— START OF Records supplied —

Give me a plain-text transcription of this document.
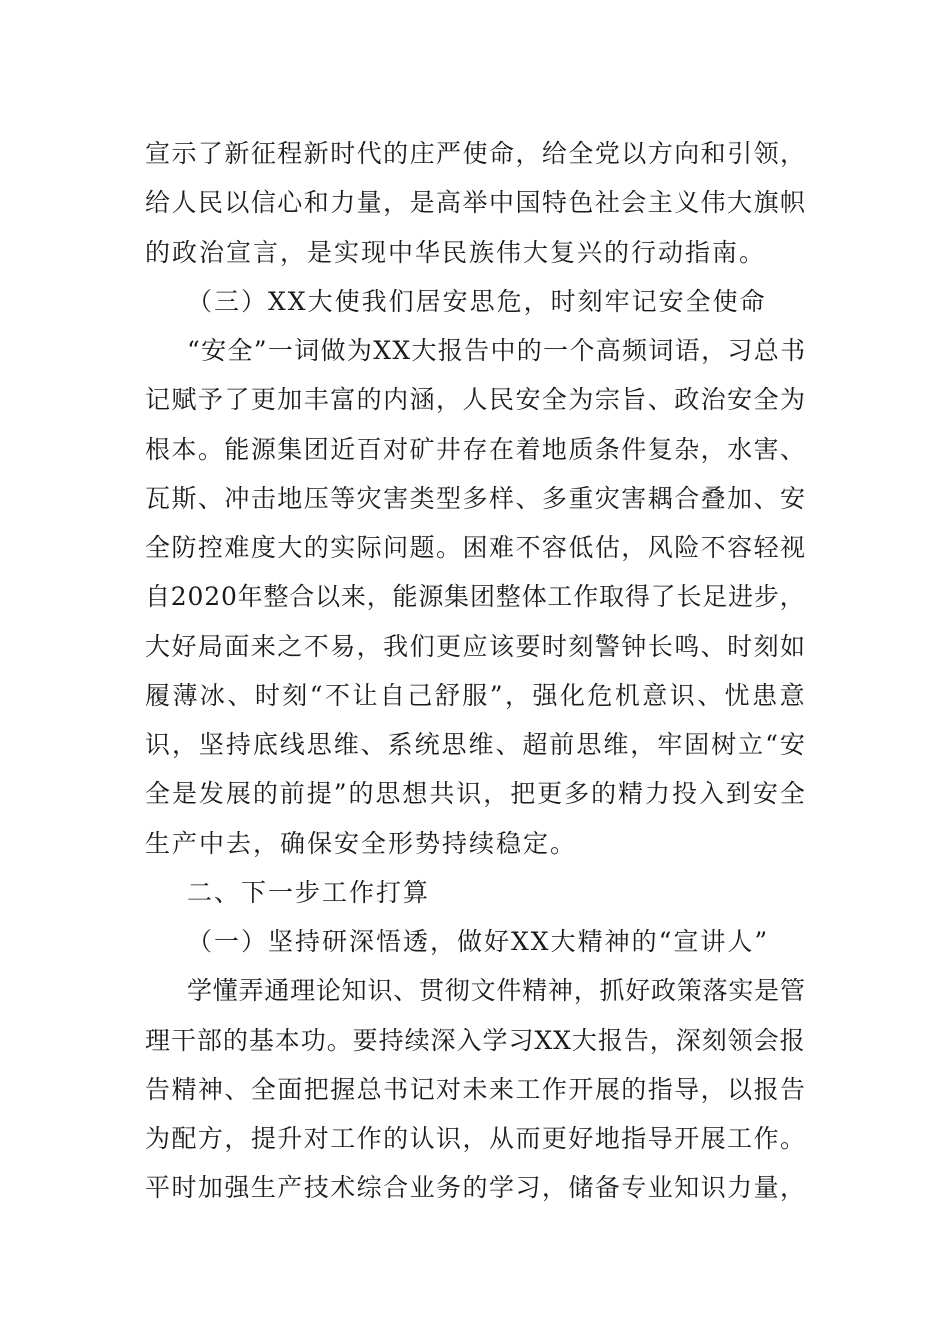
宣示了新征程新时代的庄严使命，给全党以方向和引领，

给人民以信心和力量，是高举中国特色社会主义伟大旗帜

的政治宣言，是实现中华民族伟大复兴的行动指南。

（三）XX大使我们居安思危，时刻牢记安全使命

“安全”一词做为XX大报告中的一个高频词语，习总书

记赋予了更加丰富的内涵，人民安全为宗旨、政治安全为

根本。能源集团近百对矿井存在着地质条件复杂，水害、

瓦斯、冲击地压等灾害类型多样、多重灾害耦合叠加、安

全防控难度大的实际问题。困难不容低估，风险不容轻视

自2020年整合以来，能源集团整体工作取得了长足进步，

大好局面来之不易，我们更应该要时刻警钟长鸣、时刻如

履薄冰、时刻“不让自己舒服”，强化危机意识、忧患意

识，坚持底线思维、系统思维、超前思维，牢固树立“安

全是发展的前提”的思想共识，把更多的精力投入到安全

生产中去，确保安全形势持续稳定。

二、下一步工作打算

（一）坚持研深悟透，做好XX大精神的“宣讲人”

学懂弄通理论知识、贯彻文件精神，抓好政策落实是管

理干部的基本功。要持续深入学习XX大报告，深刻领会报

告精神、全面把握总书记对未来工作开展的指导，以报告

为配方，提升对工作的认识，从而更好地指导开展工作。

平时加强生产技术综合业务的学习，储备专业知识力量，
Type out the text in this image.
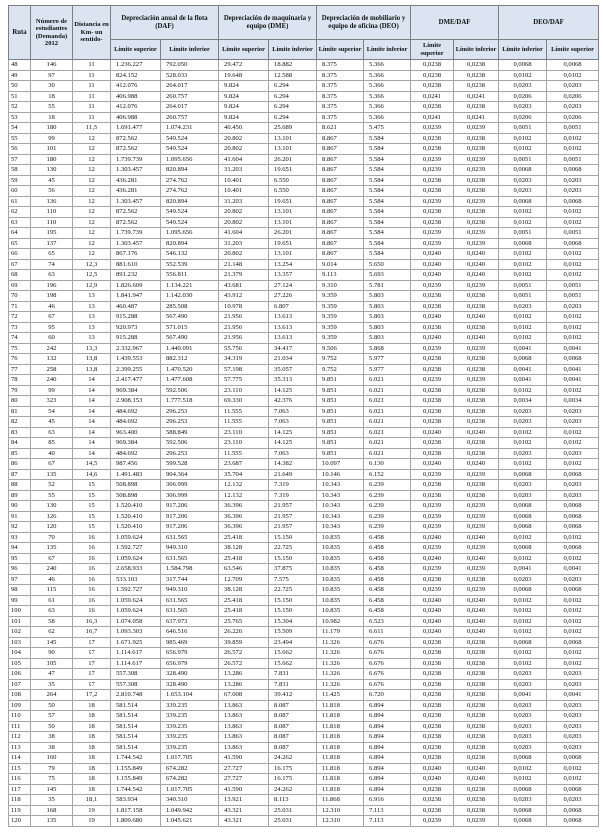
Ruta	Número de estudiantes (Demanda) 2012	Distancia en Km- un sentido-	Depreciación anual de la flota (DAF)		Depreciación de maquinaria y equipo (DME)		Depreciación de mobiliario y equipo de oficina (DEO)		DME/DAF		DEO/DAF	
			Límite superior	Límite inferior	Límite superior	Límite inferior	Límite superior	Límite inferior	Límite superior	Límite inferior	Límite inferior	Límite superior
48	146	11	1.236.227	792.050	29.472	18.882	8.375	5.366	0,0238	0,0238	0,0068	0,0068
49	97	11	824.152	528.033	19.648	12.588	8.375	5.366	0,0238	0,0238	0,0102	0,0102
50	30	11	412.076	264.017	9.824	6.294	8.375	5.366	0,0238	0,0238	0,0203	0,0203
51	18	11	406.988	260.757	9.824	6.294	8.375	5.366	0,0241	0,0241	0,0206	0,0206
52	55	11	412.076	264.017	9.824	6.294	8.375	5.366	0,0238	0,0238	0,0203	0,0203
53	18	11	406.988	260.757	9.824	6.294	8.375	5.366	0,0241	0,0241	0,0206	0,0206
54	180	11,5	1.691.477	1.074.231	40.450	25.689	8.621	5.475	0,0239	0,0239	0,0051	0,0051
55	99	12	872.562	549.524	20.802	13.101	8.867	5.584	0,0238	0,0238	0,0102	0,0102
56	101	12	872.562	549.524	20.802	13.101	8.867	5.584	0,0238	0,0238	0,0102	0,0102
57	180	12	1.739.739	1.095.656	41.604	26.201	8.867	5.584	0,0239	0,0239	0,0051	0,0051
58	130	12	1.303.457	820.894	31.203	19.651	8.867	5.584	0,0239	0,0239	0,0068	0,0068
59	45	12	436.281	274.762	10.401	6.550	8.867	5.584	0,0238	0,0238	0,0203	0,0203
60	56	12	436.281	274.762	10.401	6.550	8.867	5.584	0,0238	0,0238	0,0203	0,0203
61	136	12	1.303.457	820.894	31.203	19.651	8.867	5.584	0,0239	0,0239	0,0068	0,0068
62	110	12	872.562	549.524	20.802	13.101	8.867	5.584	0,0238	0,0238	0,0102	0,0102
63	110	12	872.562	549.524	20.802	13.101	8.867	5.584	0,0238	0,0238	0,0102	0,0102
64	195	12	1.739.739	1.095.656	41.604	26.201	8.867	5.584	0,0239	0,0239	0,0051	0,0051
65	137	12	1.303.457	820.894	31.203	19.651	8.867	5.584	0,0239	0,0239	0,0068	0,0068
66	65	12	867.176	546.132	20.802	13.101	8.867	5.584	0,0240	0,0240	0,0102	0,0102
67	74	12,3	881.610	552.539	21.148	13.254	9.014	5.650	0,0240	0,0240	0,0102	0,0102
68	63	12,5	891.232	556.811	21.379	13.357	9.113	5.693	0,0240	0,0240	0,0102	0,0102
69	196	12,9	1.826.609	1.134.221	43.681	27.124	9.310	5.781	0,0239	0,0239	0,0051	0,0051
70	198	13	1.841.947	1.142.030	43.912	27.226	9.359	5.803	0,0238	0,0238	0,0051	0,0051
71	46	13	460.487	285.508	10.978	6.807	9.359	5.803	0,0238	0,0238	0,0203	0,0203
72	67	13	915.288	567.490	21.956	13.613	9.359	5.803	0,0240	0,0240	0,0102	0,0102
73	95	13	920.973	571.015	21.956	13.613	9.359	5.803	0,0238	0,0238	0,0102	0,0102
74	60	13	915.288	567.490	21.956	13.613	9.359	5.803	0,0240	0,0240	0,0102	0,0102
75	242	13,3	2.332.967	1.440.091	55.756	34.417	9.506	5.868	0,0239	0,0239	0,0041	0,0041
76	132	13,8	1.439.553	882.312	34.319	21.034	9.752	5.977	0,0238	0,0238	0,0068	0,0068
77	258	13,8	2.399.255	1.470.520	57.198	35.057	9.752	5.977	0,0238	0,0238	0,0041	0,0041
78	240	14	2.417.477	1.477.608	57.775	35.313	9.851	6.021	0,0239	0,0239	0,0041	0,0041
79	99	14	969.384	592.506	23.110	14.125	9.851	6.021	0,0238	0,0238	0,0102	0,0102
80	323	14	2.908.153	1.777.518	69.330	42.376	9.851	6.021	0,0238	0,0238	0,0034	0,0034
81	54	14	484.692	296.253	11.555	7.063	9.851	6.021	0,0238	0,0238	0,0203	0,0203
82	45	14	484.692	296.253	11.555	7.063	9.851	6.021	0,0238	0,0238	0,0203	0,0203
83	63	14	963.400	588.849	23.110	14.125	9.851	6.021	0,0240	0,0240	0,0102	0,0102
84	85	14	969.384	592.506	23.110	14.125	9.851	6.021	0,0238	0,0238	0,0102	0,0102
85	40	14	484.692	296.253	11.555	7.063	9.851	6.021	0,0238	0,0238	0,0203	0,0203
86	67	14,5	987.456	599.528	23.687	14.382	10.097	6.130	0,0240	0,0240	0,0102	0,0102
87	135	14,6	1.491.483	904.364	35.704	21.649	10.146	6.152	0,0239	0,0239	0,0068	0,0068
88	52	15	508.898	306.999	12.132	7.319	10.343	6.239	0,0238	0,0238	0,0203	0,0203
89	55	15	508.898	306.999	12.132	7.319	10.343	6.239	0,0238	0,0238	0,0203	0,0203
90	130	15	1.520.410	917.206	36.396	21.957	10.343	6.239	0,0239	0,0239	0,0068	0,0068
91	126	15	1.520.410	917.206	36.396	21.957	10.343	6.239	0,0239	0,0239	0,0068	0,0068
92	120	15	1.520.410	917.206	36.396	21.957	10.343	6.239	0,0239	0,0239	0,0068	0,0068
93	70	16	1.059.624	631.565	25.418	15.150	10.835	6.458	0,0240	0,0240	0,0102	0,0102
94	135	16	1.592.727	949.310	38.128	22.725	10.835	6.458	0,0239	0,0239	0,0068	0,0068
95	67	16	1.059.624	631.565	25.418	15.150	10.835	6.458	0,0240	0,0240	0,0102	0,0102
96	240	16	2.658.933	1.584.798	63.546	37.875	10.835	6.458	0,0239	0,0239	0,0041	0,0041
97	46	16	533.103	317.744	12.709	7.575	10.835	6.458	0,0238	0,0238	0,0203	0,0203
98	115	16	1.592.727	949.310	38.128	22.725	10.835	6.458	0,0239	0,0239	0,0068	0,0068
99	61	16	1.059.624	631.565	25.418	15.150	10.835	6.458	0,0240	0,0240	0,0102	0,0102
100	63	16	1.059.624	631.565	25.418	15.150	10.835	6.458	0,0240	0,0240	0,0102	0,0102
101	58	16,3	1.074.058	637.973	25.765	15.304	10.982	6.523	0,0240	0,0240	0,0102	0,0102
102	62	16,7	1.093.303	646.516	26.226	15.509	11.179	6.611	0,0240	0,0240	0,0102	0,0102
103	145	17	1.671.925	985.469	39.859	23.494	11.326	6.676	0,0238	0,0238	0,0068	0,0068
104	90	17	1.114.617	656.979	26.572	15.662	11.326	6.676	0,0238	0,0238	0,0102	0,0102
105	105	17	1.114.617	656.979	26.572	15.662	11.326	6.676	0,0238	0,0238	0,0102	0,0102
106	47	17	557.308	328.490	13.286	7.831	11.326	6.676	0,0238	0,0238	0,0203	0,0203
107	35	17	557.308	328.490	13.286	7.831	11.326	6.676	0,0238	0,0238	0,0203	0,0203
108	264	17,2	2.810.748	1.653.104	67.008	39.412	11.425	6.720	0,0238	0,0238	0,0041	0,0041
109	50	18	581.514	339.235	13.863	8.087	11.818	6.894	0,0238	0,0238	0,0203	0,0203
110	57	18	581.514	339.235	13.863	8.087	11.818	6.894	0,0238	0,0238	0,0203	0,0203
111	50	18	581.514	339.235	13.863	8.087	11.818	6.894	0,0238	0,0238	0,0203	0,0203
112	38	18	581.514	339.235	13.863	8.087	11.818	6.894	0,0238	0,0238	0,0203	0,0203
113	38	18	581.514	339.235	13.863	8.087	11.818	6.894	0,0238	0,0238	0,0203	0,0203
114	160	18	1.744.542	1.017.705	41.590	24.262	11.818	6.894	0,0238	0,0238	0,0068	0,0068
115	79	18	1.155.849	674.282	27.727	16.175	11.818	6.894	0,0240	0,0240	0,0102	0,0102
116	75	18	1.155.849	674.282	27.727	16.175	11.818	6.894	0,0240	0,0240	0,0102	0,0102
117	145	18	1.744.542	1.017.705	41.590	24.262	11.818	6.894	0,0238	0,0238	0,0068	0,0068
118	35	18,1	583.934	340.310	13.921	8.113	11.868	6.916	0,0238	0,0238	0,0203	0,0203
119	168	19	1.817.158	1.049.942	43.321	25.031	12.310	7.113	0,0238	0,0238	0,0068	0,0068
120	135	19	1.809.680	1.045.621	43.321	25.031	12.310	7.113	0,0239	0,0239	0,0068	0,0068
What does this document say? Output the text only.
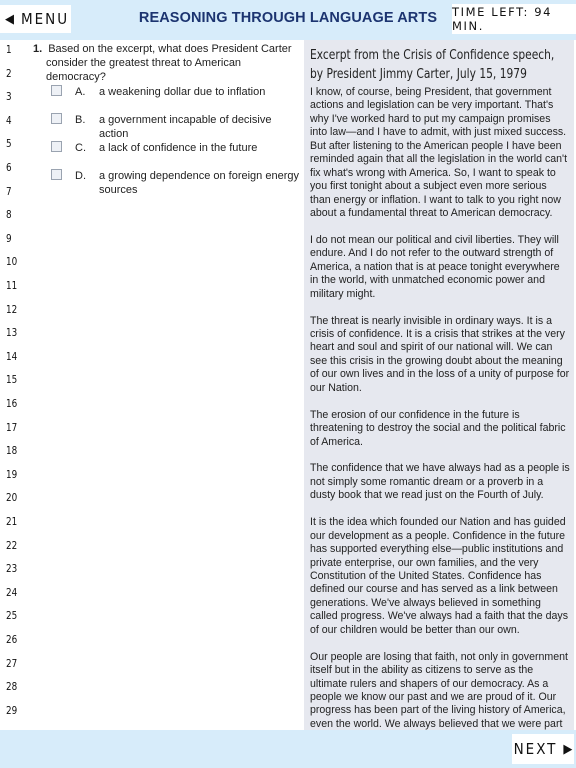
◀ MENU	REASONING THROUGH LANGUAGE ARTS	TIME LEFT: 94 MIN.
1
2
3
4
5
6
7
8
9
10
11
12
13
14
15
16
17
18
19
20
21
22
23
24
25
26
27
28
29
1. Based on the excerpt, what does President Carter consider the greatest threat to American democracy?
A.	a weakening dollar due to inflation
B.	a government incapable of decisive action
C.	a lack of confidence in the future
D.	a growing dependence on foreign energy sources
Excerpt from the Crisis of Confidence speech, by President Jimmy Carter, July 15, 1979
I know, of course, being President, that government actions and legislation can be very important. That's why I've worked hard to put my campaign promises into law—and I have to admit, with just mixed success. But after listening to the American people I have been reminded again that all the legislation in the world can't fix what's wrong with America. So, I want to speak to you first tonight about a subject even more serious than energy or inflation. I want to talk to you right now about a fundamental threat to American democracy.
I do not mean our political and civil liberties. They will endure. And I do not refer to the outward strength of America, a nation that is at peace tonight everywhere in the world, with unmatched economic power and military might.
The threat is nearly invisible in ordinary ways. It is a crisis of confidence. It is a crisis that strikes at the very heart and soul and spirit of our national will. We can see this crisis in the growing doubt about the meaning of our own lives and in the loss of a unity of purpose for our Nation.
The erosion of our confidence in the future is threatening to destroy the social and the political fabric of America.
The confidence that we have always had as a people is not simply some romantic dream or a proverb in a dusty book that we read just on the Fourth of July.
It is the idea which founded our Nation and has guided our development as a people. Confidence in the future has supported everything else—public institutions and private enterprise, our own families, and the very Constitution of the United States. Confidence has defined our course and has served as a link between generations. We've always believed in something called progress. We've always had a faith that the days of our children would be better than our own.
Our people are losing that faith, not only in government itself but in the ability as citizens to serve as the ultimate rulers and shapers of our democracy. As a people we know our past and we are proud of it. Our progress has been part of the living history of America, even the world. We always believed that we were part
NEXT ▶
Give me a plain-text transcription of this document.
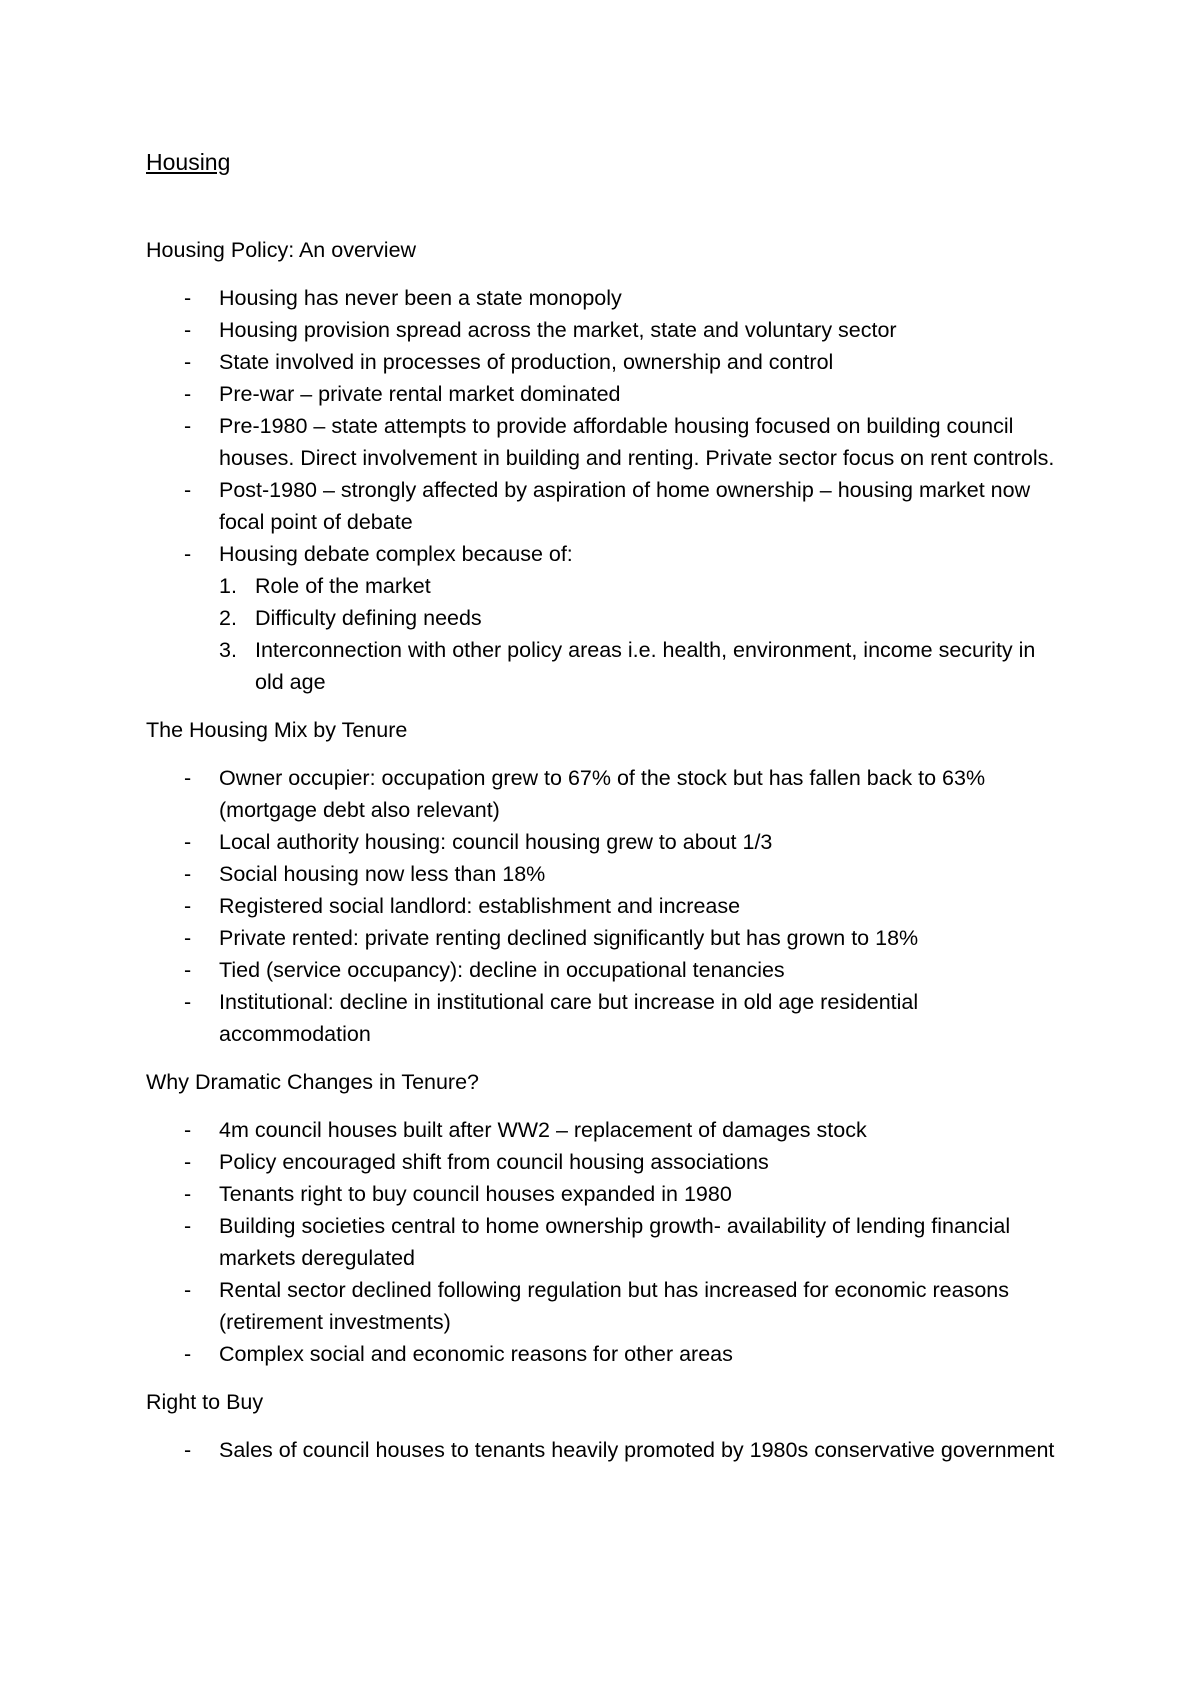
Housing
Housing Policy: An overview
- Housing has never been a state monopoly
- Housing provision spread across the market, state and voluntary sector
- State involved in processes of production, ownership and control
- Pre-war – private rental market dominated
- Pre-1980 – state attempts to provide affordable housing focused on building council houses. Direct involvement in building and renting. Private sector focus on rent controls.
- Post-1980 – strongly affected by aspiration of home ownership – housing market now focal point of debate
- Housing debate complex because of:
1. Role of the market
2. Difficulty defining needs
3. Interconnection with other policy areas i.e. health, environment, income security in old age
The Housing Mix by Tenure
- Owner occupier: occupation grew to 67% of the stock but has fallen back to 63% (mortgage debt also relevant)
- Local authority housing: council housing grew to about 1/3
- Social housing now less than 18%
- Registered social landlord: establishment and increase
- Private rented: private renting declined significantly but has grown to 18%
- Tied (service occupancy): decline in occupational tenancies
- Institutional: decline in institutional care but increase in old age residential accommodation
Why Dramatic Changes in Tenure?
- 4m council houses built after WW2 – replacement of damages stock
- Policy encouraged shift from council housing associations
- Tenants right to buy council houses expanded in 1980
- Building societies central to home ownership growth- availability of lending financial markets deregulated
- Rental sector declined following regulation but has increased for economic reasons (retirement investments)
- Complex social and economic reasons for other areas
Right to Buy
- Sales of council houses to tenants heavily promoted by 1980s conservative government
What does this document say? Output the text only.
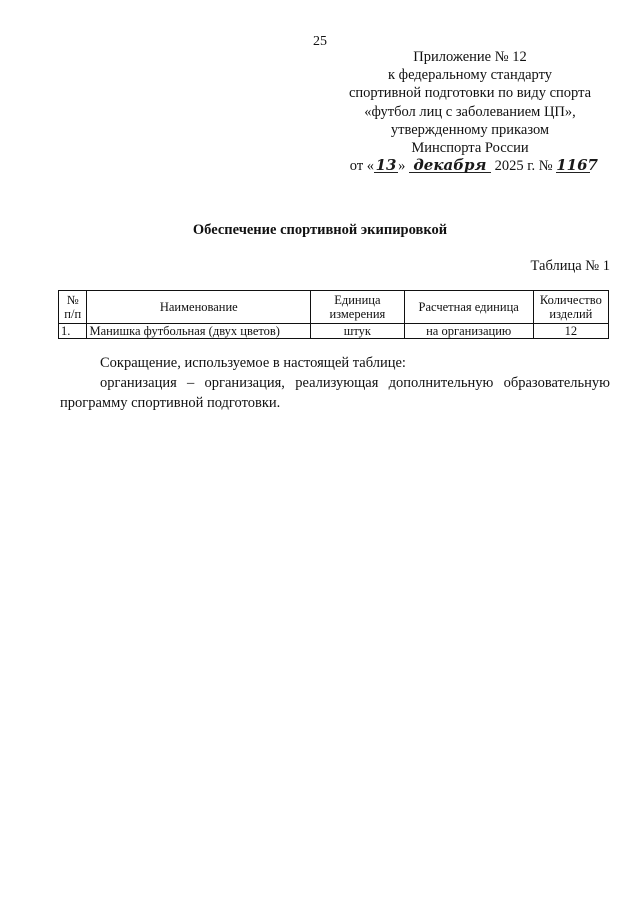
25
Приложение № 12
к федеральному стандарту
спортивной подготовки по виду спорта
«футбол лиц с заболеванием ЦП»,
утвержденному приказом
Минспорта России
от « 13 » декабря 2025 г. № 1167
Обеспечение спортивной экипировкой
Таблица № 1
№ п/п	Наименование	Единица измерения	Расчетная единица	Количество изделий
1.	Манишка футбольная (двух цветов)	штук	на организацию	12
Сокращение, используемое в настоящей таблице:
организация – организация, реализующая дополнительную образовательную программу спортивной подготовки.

— END OF Records supplied —

Given problem: Tally the lines in the records above that contain the word "just", and give only that number.

Written answer: 2